- _DIRECTIVE_
Read the listing and extract each line that includes the word "heading".
[Start DATA SUPPLIED]
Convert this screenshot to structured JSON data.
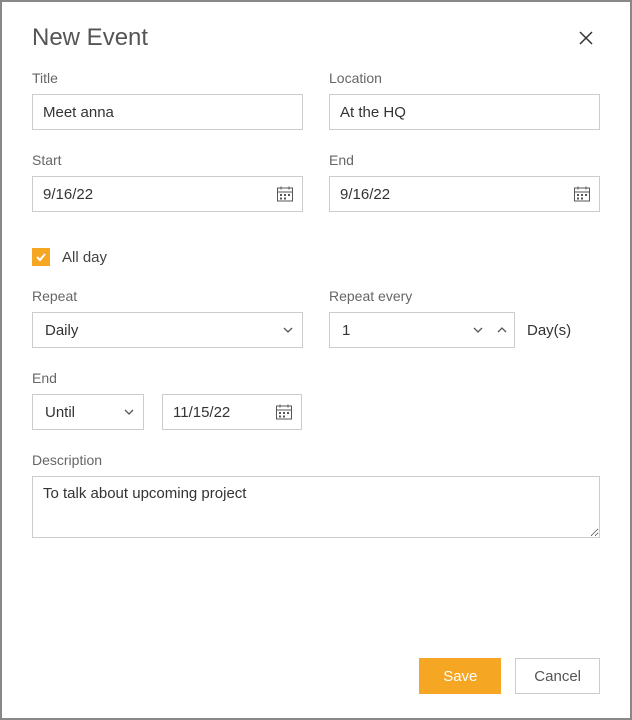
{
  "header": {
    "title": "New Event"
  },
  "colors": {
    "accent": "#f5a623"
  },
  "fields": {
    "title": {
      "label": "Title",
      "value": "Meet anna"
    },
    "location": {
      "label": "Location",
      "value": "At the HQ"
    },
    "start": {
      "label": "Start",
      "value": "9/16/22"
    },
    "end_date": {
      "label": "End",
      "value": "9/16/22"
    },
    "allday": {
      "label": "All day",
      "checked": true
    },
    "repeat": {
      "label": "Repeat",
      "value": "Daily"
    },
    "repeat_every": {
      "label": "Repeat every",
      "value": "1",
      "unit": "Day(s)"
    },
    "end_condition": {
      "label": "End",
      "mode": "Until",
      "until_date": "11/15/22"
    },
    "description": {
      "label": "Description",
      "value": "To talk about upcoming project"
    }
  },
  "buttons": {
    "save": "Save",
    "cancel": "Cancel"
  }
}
[End DATA SUPPLIED]
[Start DATA SUPPLIED]
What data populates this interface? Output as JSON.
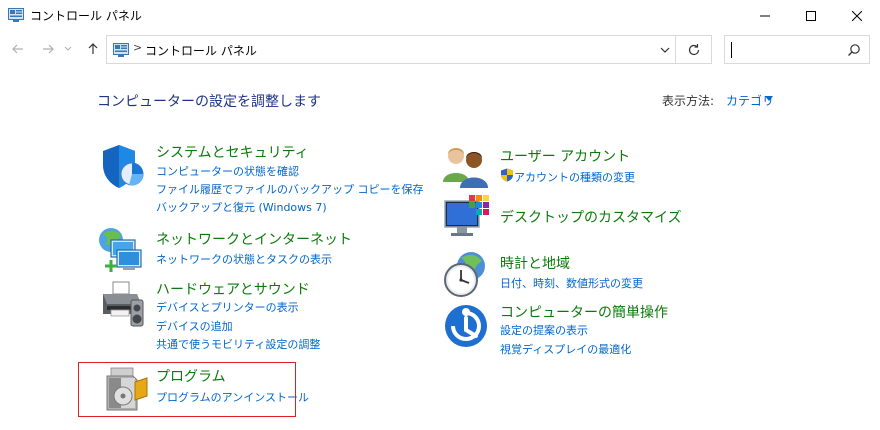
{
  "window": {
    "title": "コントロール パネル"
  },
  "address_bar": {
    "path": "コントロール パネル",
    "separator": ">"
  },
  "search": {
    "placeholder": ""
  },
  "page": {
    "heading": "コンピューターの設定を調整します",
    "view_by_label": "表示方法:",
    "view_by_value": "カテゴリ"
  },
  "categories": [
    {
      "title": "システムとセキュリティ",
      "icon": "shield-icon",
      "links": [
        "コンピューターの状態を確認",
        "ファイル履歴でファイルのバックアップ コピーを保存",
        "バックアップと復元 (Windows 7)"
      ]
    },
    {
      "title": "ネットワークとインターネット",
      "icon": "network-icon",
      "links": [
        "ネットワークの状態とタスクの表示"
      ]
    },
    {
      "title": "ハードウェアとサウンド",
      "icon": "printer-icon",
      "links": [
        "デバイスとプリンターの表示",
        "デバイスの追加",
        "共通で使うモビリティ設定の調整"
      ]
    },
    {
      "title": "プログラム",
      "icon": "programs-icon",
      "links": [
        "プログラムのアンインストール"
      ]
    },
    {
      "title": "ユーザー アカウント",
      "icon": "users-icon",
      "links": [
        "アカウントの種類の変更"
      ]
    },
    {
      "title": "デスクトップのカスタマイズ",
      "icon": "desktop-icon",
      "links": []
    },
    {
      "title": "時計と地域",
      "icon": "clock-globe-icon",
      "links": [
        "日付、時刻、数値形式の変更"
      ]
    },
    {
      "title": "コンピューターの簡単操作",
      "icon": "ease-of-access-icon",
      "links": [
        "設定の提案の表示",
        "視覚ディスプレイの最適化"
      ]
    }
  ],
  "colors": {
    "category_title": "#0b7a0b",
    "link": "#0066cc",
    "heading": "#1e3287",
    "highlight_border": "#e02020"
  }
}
[End DATA SUPPLIED]
- _PROBLEM SOLUTION_
    "heading": "コンピューターの設定を調整します",
    "heading": "#1e3287",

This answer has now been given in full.